-- start of Records for the task --
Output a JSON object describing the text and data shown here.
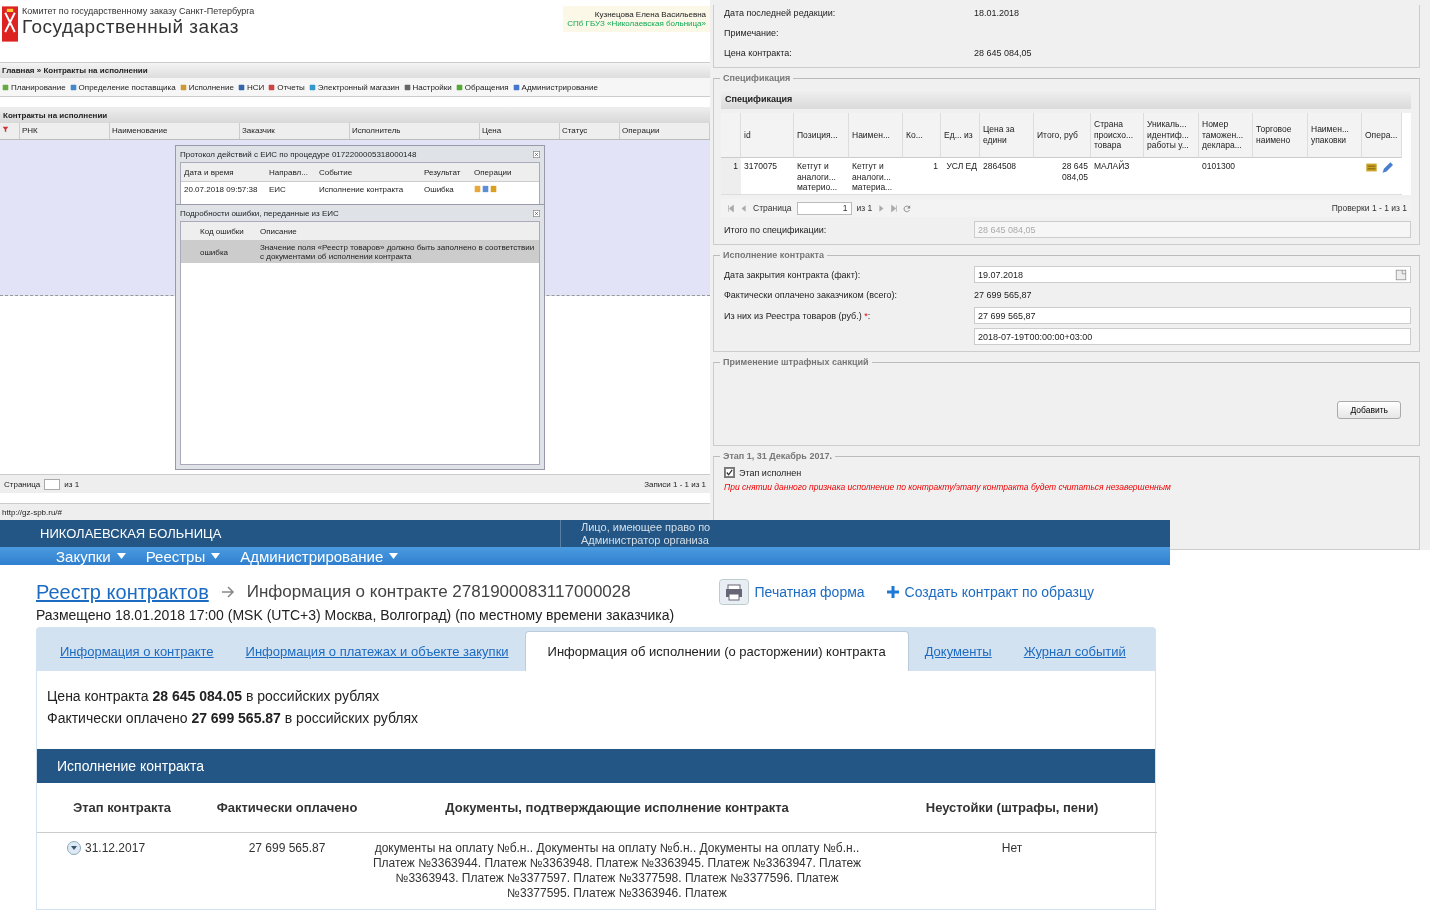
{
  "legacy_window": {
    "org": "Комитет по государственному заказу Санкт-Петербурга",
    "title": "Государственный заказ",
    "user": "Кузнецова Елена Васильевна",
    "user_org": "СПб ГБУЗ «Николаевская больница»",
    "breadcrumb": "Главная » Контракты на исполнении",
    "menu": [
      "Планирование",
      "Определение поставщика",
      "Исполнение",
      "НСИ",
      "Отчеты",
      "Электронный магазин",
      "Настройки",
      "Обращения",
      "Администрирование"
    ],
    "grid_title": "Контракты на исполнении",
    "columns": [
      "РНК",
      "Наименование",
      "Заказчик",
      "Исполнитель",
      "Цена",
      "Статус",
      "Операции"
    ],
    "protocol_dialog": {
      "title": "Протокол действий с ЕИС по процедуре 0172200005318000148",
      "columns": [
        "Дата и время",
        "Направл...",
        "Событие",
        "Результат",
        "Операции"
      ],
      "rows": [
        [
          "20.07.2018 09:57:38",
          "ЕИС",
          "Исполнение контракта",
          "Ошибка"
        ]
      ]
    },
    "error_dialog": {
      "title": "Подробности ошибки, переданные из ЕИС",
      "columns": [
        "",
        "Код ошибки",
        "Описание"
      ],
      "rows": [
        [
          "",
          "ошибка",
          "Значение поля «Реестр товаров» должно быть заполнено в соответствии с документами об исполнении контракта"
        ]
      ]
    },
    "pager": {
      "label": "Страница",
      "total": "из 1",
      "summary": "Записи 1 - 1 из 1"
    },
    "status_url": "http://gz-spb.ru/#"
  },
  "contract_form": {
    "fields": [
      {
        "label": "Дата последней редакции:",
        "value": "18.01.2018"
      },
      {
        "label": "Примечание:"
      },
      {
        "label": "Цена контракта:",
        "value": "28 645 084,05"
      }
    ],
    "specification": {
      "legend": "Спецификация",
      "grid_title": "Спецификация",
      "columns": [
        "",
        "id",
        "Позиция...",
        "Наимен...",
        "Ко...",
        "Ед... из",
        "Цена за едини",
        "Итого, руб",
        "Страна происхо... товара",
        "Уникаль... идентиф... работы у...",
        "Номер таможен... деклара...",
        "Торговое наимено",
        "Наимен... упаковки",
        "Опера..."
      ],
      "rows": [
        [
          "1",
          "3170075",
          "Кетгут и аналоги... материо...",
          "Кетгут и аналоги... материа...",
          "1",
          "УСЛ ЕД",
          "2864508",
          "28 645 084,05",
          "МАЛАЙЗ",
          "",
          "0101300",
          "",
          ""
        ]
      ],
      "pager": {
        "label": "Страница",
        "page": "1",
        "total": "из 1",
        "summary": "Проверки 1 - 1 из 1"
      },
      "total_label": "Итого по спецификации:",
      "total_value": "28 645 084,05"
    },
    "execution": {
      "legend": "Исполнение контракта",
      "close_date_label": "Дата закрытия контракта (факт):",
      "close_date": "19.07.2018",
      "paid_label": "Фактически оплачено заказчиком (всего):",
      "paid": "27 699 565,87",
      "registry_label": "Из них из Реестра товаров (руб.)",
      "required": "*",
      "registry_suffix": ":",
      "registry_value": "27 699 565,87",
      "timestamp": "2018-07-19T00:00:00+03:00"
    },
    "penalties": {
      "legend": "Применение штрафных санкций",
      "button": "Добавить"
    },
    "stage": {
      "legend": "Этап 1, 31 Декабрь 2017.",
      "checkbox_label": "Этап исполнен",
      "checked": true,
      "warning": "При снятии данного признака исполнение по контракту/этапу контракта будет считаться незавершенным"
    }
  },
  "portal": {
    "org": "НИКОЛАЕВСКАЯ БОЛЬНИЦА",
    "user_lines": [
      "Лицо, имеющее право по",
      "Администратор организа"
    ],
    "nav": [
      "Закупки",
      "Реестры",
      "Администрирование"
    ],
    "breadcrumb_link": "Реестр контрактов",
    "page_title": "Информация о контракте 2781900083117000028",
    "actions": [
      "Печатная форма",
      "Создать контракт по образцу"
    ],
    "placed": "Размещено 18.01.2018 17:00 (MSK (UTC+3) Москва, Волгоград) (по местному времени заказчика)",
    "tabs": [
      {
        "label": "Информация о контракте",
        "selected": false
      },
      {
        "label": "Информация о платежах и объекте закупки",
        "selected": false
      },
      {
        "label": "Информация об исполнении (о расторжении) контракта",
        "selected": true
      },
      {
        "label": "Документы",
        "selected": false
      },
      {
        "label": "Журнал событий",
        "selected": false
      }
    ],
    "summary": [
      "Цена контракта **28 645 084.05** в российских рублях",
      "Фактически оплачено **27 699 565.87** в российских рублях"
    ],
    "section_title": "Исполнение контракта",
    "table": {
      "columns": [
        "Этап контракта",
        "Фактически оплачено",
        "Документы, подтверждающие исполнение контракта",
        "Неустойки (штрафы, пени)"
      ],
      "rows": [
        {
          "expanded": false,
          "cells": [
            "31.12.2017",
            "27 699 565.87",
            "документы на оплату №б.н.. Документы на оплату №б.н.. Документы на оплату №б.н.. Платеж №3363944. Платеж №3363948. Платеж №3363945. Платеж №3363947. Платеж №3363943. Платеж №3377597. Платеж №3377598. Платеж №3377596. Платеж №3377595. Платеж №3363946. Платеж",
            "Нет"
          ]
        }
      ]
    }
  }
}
-- end of Records for the task --
**Exercise details**
Reproduce the entries above without change, omitting all pictures.

**The response**
Output a JSON object describing the text and data shown here.
{
  "legacy_window": {
    "org": "Комитет по государственному заказу Санкт-Петербурга",
    "title": "Государственный заказ",
    "user": "Кузнецова Елена Васильевна",
    "user_org": "СПб ГБУЗ «Николаевская больница»",
    "breadcrumb": "Главная » Контракты на исполнении",
    "menu": [
      "Планирование",
      "Определение поставщика",
      "Исполнение",
      "НСИ",
      "Отчеты",
      "Электронный магазин",
      "Настройки",
      "Обращения",
      "Администрирование"
    ],
    "grid_title": "Контракты на исполнении",
    "columns": [
      "РНК",
      "Наименование",
      "Заказчик",
      "Исполнитель",
      "Цена",
      "Статус",
      "Операции"
    ],
    "protocol_dialog": {
      "title": "Протокол действий с ЕИС по процедуре 0172200005318000148",
      "columns": [
        "Дата и время",
        "Направл...",
        "Событие",
        "Результат",
        "Операции"
      ],
      "rows": [
        [
          "20.07.2018 09:57:38",
          "ЕИС",
          "Исполнение контракта",
          "Ошибка"
        ]
      ]
    },
    "error_dialog": {
      "title": "Подробности ошибки, переданные из ЕИС",
      "columns": [
        "",
        "Код ошибки",
        "Описание"
      ],
      "rows": [
        [
          "",
          "ошибка",
          "Значение поля «Реестр товаров» должно быть заполнено в соответствии с документами об исполнении контракта"
        ]
      ]
    },
    "pager": {
      "label": "Страница",
      "total": "из 1",
      "summary": "Записи 1 - 1 из 1"
    },
    "status_url": "http://gz-spb.ru/#"
  },
  "contract_form": {
    "fields": [
      {
        "label": "Дата последней редакции:",
        "value": "18.01.2018"
      },
      {
        "label": "Примечание:"
      },
      {
        "label": "Цена контракта:",
        "value": "28 645 084,05"
      }
    ],
    "specification": {
      "legend": "Спецификация",
      "grid_title": "Спецификация",
      "columns": [
        "",
        "id",
        "Позиция...",
        "Наимен...",
        "Ко...",
        "Ед... из",
        "Цена за едини",
        "Итого, руб",
        "Страна происхо... товара",
        "Уникаль... идентиф... работы у...",
        "Номер таможен... деклара...",
        "Торговое наимено",
        "Наимен... упаковки",
        "Опера..."
      ],
      "rows": [
        [
          "1",
          "3170075",
          "Кетгут и аналоги... материо...",
          "Кетгут и аналоги... материа...",
          "1",
          "УСЛ ЕД",
          "2864508",
          "28 645 084,05",
          "МАЛАЙЗ",
          "",
          "0101300",
          "",
          ""
        ]
      ],
      "pager": {
        "label": "Страница",
        "page": "1",
        "total": "из 1",
        "summary": "Проверки 1 - 1 из 1"
      },
      "total_label": "Итого по спецификации:",
      "total_value": "28 645 084,05"
    },
    "execution": {
      "legend": "Исполнение контракта",
      "close_date_label": "Дата закрытия контракта (факт):",
      "close_date": "19.07.2018",
      "paid_label": "Фактически оплачено заказчиком (всего):",
      "paid": "27 699 565,87",
      "registry_label": "Из них из Реестра товаров (руб.)",
      "required": "*",
      "registry_suffix": ":",
      "registry_value": "27 699 565,87",
      "timestamp": "2018-07-19T00:00:00+03:00"
    },
    "penalties": {
      "legend": "Применение штрафных санкций",
      "button": "Добавить"
    },
    "stage": {
      "legend": "Этап 1, 31 Декабрь 2017.",
      "checkbox_label": "Этап исполнен",
      "checked": true,
      "warning": "При снятии данного признака исполнение по контракту/этапу контракта будет считаться незавершенным"
    }
  },
  "portal": {
    "org": "НИКОЛАЕВСКАЯ БОЛЬНИЦА",
    "user_lines": [
      "Лицо, имеющее право по",
      "Администратор организа"
    ],
    "nav": [
      "Закупки",
      "Реестры",
      "Администрирование"
    ],
    "breadcrumb_link": "Реестр контрактов",
    "page_title": "Информация о контракте 2781900083117000028",
    "actions": [
      "Печатная форма",
      "Создать контракт по образцу"
    ],
    "placed": "Размещено 18.01.2018 17:00 (MSK (UTC+3) Москва, Волгоград) (по местному времени заказчика)",
    "tabs": [
      {
        "label": "Информация о контракте",
        "selected": false
      },
      {
        "label": "Информация о платежах и объекте закупки",
        "selected": false
      },
      {
        "label": "Информация об исполнении (о расторжении) контракта",
        "selected": true
      },
      {
        "label": "Документы",
        "selected": false
      },
      {
        "label": "Журнал событий",
        "selected": false
      }
    ],
    "summary": [
      "Цена контракта **28 645 084.05** в российских рублях",
      "Фактически оплачено **27 699 565.87** в российских рублях"
    ],
    "section_title": "Исполнение контракта",
    "table": {
      "columns": [
        "Этап контракта",
        "Фактически оплачено",
        "Документы, подтверждающие исполнение контракта",
        "Неустойки (штрафы, пени)"
      ],
      "rows": [
        {
          "expanded": false,
          "cells": [
            "31.12.2017",
            "27 699 565.87",
            "документы на оплату №б.н.. Документы на оплату №б.н.. Документы на оплату №б.н.. Платеж №3363944. Платеж №3363948. Платеж №3363945. Платеж №3363947. Платеж №3363943. Платеж №3377597. Платеж №3377598. Платеж №3377596. Платеж №3377595. Платеж №3363946. Платеж",
            "Нет"
          ]
        }
      ]
    }
  }
}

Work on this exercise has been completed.